-- Start --

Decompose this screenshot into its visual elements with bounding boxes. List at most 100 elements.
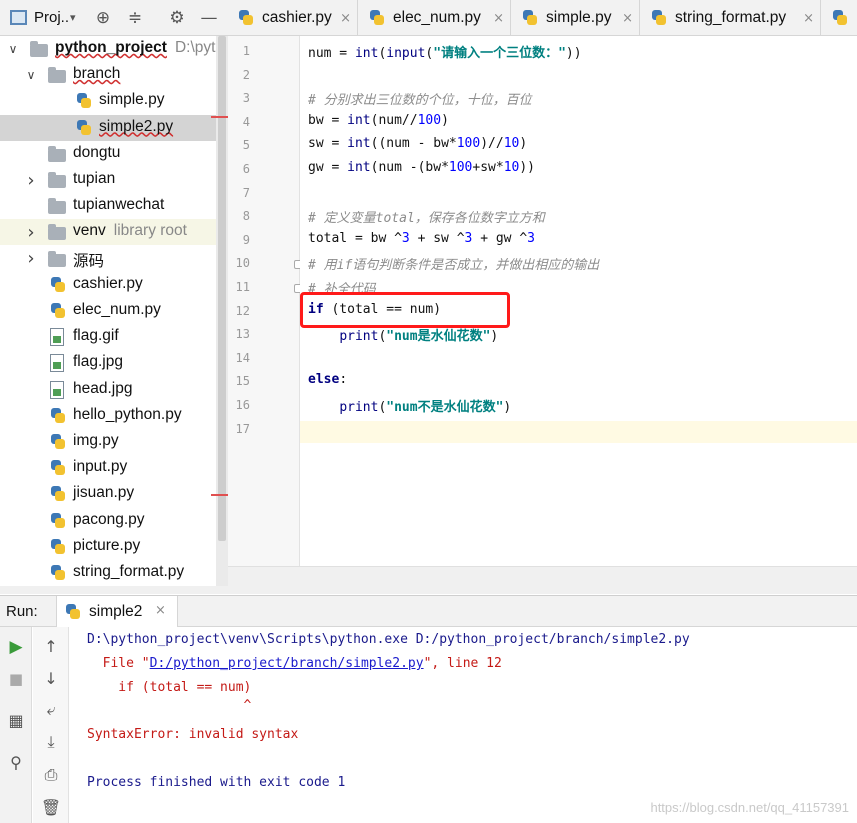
chevron-right-icon[interactable]: › bbox=[24, 248, 38, 269]
tree-item-tupianwechat[interactable]: tupianwechat bbox=[0, 193, 216, 219]
up-arrow-icon[interactable]: ↑ bbox=[40, 635, 62, 657]
scrollbar-thumb[interactable] bbox=[218, 36, 226, 541]
code-line: print("num不是水仙花数") bbox=[339, 400, 512, 415]
chevron-down-icon[interactable]: ∨ bbox=[24, 68, 38, 82]
run-toolbar-right: ↑ ↓ ⤶ ⤓ ⎙ 🗑 bbox=[33, 627, 69, 823]
tree-item-label: input.py bbox=[73, 458, 128, 476]
console-traceback-file: File "D:/python_project/branch/simple2.p… bbox=[87, 656, 502, 671]
run-icon[interactable]: ▶ bbox=[5, 636, 27, 658]
code-line: bw = int(num//100) bbox=[308, 112, 449, 128]
tree-item-input-py[interactable]: input.py bbox=[0, 455, 216, 481]
chevron-right-icon[interactable]: › bbox=[24, 170, 38, 191]
error-stripe-marker bbox=[211, 116, 228, 118]
tree-item-pacong-py[interactable]: pacong.py bbox=[0, 508, 216, 534]
pin-icon[interactable]: ⚲ bbox=[5, 751, 27, 773]
watermark: https://blog.csdn.net/qq_41157391 bbox=[650, 800, 849, 815]
gear-icon[interactable]: ⚙ bbox=[167, 8, 187, 28]
tree-item-hint: D:\pytho bbox=[174, 39, 216, 56]
tree-item-head-jpg[interactable]: head.jpg bbox=[0, 377, 216, 403]
project-view-icon[interactable] bbox=[10, 10, 27, 25]
code-line: print("num是水仙花数") bbox=[339, 329, 499, 345]
tree-item-text: dongtu bbox=[73, 144, 120, 162]
tree-item-text: python_project D:\pytho bbox=[55, 39, 216, 57]
layout-icon[interactable]: ▦ bbox=[5, 709, 27, 731]
tree-item-text: simple.py bbox=[99, 91, 164, 109]
project-panel-title[interactable]: Proj.. bbox=[34, 9, 69, 26]
tab-simple[interactable]: simple.py × bbox=[512, 0, 640, 35]
traceback-suffix: ", line 12 bbox=[423, 656, 502, 671]
scroll-to-end-icon[interactable]: ⤓ bbox=[40, 731, 62, 753]
tree-item-jisuan-py[interactable]: jisuan.py bbox=[0, 481, 216, 507]
close-icon[interactable]: × bbox=[493, 11, 504, 26]
tree-item-label: venv bbox=[73, 222, 106, 240]
close-icon[interactable]: × bbox=[803, 11, 814, 26]
collapse-icon[interactable]: ≑ bbox=[125, 8, 145, 28]
line-number: 2 bbox=[242, 67, 250, 82]
editor-gutter: 1 2 3 4 5 6 7 8 9 10 11 12 13 14 15 16 17 bbox=[228, 36, 303, 566]
tree-item-img-py[interactable]: img.py bbox=[0, 429, 216, 455]
folder-icon bbox=[48, 172, 66, 188]
close-icon[interactable]: × bbox=[155, 603, 166, 618]
tree-item-simple-py[interactable]: simple.py bbox=[0, 88, 216, 114]
chevron-right-icon[interactable]: › bbox=[24, 222, 38, 243]
project-panel-footer bbox=[0, 586, 228, 594]
tree-item-tupian[interactable]: › tupian bbox=[0, 167, 216, 193]
tree-item-label: pacong.py bbox=[73, 510, 145, 528]
line-number: 1 bbox=[242, 44, 250, 58]
tab-overflow[interactable] bbox=[822, 0, 857, 35]
tree-item-text: head.jpg bbox=[73, 380, 132, 398]
chevron-down-icon[interactable]: ▾ bbox=[70, 11, 76, 24]
traceback-file-link[interactable]: D:/python_project/branch/simple2.py bbox=[150, 656, 424, 671]
tree-item-elec-num-py[interactable]: elec_num.py bbox=[0, 298, 216, 324]
minimize-icon[interactable]: — bbox=[199, 8, 219, 28]
tree-item-text: pacong.py bbox=[73, 511, 145, 529]
trash-icon[interactable]: 🗑 bbox=[40, 796, 62, 818]
tree-item-dongtu[interactable]: dongtu bbox=[0, 141, 216, 167]
project-tree-scrollbar[interactable] bbox=[216, 36, 228, 586]
print-icon[interactable]: ⎙ bbox=[40, 764, 62, 786]
tree-item-[interactable]: › 源码 bbox=[0, 246, 216, 272]
tree-item-flag-gif[interactable]: flag.gif bbox=[0, 324, 216, 350]
project-panel-header: Proj.. ▾ ⊕ ≑ ⚙ — bbox=[0, 0, 228, 36]
tree-item-python-project[interactable]: ∨ python_project D:\pytho bbox=[0, 36, 216, 62]
close-icon[interactable]: × bbox=[340, 11, 351, 26]
line-number: 7 bbox=[242, 185, 250, 200]
run-console[interactable]: D:\python_project\venv\Scripts\python.ex… bbox=[70, 627, 857, 823]
tree-item-label: tupian bbox=[73, 170, 116, 187]
tab-cashier[interactable]: cashier.py × bbox=[228, 0, 358, 35]
soft-wrap-icon[interactable]: ⤶ bbox=[40, 699, 62, 721]
editor-footer bbox=[228, 566, 857, 594]
line-number: 12 bbox=[235, 303, 250, 318]
tree-item-text: tupianwechat bbox=[73, 196, 164, 214]
tree-item-text: venv library root bbox=[73, 222, 187, 240]
console-exit-status: Process finished with exit code 1 bbox=[87, 775, 346, 790]
tab-elec-num[interactable]: elec_num.py × bbox=[359, 0, 511, 35]
tree-item-picture-py[interactable]: picture.py bbox=[0, 534, 216, 560]
tab-string-format[interactable]: string_format.py × bbox=[641, 0, 821, 35]
folder-icon bbox=[48, 67, 66, 84]
stop-icon[interactable]: ■ bbox=[5, 668, 27, 690]
line-number: 16 bbox=[235, 398, 250, 412]
code-line: num = int(input("请输入一个三位数：")) bbox=[308, 46, 582, 61]
tree-item-text: jisuan.py bbox=[73, 484, 134, 502]
down-arrow-icon[interactable]: ↓ bbox=[40, 667, 62, 689]
project-tree[interactable]: ∨ python_project D:\pytho ∨ branch simple.py s… bbox=[0, 36, 216, 586]
tree-item-venv[interactable]: › venv library root bbox=[0, 219, 216, 246]
locate-icon[interactable]: ⊕ bbox=[93, 8, 113, 28]
tree-item-branch[interactable]: ∨ branch bbox=[0, 62, 216, 88]
python-file-icon bbox=[832, 9, 848, 27]
tree-item-string-format-py[interactable]: string_format.py bbox=[0, 560, 216, 586]
console-error: SyntaxError: invalid syntax bbox=[87, 727, 299, 742]
tree-item-flag-jpg[interactable]: flag.jpg bbox=[0, 350, 216, 376]
folder-icon bbox=[48, 224, 66, 241]
tree-item-text: img.py bbox=[73, 432, 119, 450]
tree-item-text: string_format.py bbox=[73, 563, 184, 581]
tree-item-hello-python-py[interactable]: hello_python.py bbox=[0, 403, 216, 429]
run-tab-simple2[interactable]: simple2 × bbox=[56, 596, 178, 627]
tree-item-cashier-py[interactable]: cashier.py bbox=[0, 272, 216, 298]
line-number: 8 bbox=[242, 209, 250, 224]
close-icon[interactable]: × bbox=[622, 11, 633, 26]
tree-item-label: python_project bbox=[55, 39, 167, 56]
tree-item-simple2-py[interactable]: simple2.py bbox=[0, 114, 216, 141]
chevron-down-icon[interactable]: ∨ bbox=[6, 42, 20, 56]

-- End --

▸ **Exercise goal**
Reproduce the lines of the material verbatim, beginning with the line that contains "chevron-right-icon[interactable]: › bbox=[24, 248, 38, 269]" and continuing through the line that contains "bbox=[87, 656, 502, 671]", and give no other lines.

▸ **Task solution**
chevron-right-icon[interactable]: › bbox=[24, 248, 38, 269]
tree-item-tupianwechat[interactable]: tupianwechat bbox=[0, 193, 216, 219]
up-arrow-icon[interactable]: ↑ bbox=[40, 635, 62, 657]
scrollbar-thumb[interactable] bbox=[218, 36, 226, 541]
code-line: print("num不是水仙花数") bbox=[339, 400, 512, 415]
chevron-down-icon[interactable]: ∨ bbox=[24, 68, 38, 82]
run-toolbar-right: ↑ ↓ ⤶ ⤓ ⎙ 🗑 bbox=[33, 627, 69, 823]
tree-item-label: input.py bbox=[73, 458, 128, 476]
console-traceback-file: File "D:/python_project/branch/simple2.p… bbox=[87, 656, 502, 671]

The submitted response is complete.